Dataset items
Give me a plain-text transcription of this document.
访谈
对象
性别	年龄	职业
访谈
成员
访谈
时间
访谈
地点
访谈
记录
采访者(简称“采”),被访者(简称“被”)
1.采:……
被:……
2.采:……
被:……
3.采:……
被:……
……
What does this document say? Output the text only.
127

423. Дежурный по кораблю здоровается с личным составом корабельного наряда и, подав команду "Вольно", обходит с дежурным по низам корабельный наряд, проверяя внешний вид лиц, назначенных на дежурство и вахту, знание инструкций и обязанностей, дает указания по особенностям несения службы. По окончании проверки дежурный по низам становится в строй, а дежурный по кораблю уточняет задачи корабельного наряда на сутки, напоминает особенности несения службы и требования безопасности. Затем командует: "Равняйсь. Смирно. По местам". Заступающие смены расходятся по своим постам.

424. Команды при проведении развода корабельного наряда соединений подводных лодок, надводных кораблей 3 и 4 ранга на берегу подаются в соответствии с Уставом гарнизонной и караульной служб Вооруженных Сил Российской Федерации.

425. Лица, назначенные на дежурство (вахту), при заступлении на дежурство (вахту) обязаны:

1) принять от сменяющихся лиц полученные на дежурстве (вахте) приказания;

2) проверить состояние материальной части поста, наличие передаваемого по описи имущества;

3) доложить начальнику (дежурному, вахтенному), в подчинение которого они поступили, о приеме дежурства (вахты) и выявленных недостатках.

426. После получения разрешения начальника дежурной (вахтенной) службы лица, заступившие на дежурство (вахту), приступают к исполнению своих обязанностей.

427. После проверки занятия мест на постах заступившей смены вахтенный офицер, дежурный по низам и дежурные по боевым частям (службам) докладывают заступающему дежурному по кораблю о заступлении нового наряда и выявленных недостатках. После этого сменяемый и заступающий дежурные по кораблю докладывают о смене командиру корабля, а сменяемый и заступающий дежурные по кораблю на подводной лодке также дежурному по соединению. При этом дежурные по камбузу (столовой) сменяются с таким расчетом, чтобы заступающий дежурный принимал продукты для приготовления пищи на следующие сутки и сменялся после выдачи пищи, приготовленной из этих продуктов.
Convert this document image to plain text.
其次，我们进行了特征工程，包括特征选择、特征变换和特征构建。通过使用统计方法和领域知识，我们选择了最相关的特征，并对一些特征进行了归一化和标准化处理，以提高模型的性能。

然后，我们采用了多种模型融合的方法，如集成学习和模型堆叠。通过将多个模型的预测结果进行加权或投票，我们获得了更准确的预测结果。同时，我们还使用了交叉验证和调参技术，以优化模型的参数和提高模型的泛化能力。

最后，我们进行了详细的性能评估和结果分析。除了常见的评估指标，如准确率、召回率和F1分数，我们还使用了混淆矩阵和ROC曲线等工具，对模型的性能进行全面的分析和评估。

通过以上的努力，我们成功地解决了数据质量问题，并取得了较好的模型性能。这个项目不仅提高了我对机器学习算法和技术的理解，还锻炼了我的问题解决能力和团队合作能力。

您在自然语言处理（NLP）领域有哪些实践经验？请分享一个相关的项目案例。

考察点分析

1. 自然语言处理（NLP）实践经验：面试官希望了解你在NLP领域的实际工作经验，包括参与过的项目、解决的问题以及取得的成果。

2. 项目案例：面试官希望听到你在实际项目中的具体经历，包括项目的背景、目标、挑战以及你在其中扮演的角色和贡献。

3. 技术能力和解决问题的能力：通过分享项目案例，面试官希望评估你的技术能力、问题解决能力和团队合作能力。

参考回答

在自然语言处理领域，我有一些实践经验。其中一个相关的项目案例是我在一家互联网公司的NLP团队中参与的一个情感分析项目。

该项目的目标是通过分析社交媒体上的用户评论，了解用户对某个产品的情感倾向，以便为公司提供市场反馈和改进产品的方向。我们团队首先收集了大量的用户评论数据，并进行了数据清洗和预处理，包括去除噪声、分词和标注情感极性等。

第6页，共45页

### STATED PROBLEM
Go over the data above and copy every line that has the word "this" in it.

### TASK ANSWER
Give me a plain-text transcription of this document.
What does this document say? Output the text only.
Convert this document image to plain text.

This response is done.